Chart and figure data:
** START **

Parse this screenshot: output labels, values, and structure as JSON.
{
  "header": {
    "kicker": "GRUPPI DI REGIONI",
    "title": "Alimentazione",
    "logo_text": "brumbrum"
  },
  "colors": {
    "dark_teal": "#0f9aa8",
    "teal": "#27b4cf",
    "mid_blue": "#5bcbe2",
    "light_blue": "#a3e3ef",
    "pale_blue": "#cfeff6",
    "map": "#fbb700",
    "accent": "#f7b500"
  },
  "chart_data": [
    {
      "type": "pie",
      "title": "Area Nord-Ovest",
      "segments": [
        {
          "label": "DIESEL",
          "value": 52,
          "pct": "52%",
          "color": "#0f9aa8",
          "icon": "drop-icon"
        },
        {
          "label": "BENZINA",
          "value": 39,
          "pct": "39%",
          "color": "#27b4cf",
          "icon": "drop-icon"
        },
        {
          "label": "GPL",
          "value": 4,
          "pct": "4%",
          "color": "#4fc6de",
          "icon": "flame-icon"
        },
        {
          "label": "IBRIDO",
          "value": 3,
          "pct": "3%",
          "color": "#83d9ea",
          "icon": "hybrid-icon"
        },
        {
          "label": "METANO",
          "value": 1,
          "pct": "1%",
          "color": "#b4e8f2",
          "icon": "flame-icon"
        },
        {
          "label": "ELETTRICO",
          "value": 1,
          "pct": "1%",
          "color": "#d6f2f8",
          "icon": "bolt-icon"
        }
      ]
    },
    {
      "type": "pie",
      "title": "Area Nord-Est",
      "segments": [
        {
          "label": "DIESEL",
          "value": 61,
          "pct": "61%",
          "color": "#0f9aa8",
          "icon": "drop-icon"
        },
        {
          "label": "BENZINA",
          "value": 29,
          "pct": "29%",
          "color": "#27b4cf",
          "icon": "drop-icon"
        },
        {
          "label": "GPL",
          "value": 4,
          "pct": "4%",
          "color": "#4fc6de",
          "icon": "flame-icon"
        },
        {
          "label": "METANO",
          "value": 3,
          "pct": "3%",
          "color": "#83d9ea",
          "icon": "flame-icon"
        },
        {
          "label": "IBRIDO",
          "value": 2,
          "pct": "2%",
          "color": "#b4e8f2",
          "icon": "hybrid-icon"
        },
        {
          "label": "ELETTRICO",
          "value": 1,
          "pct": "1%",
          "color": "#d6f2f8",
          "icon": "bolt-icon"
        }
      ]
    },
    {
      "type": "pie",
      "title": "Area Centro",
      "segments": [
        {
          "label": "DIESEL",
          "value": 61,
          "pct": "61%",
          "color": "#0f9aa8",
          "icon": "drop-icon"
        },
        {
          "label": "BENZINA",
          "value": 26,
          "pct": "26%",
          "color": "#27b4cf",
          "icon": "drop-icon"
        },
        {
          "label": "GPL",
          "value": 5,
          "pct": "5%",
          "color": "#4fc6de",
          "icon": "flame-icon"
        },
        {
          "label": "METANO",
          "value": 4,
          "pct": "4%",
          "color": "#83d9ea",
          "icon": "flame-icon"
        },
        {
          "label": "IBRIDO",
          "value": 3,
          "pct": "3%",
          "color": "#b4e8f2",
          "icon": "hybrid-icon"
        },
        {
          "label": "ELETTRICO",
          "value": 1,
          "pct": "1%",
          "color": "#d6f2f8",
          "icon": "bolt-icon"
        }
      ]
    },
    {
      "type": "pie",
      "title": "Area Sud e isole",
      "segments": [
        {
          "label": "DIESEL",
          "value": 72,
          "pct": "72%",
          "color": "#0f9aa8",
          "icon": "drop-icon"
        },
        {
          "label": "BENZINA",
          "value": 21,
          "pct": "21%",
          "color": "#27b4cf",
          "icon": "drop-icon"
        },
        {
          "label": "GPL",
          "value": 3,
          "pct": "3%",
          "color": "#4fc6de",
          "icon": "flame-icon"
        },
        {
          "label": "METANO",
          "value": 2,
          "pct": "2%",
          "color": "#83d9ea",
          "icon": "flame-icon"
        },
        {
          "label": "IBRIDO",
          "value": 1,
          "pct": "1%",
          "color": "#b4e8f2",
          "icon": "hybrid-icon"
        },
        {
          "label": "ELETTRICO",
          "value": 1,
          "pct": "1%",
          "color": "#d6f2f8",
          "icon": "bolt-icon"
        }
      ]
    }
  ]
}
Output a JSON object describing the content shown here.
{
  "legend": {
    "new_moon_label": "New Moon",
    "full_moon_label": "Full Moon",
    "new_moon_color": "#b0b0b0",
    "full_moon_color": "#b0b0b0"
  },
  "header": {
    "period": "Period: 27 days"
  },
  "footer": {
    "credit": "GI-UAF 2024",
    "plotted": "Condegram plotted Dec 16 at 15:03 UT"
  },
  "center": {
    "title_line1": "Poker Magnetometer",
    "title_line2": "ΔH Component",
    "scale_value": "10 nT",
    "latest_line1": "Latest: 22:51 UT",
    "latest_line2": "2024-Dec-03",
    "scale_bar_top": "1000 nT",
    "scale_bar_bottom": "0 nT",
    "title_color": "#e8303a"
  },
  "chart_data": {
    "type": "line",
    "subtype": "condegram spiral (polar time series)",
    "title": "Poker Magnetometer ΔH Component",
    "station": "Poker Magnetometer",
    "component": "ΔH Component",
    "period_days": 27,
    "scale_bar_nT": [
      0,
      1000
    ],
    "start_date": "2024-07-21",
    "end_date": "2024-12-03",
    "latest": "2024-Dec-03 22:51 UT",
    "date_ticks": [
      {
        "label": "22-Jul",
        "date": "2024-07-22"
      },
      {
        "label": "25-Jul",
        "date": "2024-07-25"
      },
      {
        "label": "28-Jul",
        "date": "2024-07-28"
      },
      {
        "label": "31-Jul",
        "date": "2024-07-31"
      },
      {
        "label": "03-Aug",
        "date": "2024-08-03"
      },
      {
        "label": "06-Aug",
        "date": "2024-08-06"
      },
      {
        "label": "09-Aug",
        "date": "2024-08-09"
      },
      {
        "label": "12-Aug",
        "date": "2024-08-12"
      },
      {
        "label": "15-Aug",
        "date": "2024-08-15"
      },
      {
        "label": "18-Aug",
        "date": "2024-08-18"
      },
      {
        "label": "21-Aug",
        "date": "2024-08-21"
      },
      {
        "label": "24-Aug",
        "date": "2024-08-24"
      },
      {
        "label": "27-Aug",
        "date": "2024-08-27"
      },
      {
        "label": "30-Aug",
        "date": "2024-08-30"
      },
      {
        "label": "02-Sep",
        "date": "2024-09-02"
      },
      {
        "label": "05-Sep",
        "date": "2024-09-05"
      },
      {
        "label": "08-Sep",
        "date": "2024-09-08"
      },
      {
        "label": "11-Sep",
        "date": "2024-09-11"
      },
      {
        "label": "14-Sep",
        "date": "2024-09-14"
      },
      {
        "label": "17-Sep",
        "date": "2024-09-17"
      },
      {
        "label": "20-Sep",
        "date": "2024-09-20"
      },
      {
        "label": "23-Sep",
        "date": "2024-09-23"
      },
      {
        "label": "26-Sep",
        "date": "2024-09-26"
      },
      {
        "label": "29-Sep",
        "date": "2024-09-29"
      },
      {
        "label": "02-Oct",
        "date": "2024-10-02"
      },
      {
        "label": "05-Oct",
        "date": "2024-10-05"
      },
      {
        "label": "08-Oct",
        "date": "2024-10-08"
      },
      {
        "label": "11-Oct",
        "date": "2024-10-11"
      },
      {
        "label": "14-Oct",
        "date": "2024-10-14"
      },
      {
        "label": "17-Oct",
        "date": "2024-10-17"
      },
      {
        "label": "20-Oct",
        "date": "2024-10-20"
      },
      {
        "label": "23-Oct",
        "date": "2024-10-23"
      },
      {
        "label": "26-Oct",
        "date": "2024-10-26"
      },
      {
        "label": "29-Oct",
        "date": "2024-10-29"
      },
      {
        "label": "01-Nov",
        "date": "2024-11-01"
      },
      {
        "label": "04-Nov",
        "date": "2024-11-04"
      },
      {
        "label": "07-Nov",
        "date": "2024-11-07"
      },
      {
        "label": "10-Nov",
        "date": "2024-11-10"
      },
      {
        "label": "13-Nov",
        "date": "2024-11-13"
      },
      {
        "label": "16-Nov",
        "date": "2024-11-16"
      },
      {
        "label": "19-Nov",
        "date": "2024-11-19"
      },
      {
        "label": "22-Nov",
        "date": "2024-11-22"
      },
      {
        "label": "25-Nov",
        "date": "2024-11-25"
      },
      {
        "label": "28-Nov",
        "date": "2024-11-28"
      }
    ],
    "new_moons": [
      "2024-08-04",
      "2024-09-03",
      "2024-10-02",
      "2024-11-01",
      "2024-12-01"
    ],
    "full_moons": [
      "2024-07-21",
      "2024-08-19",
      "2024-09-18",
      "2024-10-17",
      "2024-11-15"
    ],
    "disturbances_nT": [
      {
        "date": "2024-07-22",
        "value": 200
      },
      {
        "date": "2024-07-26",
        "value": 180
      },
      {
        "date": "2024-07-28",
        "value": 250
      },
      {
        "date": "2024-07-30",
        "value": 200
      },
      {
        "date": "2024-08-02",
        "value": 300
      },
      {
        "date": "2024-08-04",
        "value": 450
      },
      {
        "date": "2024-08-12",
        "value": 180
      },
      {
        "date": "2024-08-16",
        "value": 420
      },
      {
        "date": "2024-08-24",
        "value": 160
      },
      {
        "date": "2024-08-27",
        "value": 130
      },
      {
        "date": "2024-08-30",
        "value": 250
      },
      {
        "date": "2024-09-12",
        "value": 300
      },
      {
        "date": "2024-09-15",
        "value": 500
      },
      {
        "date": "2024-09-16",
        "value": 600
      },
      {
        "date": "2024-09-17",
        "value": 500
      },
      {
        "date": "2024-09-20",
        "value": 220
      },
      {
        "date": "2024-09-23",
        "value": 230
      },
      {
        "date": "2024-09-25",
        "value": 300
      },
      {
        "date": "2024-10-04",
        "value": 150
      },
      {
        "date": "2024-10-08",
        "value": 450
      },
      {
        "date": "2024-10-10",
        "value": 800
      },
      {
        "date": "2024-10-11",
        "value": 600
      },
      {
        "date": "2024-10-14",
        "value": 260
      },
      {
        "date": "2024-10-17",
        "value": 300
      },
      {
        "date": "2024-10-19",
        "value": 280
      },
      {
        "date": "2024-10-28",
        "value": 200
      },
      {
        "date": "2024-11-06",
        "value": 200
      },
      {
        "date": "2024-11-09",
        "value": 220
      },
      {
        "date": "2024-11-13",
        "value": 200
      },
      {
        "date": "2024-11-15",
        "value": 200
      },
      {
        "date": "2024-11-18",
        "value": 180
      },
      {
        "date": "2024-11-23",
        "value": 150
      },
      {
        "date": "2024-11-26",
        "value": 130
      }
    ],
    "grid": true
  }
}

** END **

__Challenge__: Search the data for the string "JSON" and copy each line where it appears.

__Answer to this exercise__:
Parse this screenshot: output labels, values, and structure as JSON.
Output a JSON object describing the content shown here.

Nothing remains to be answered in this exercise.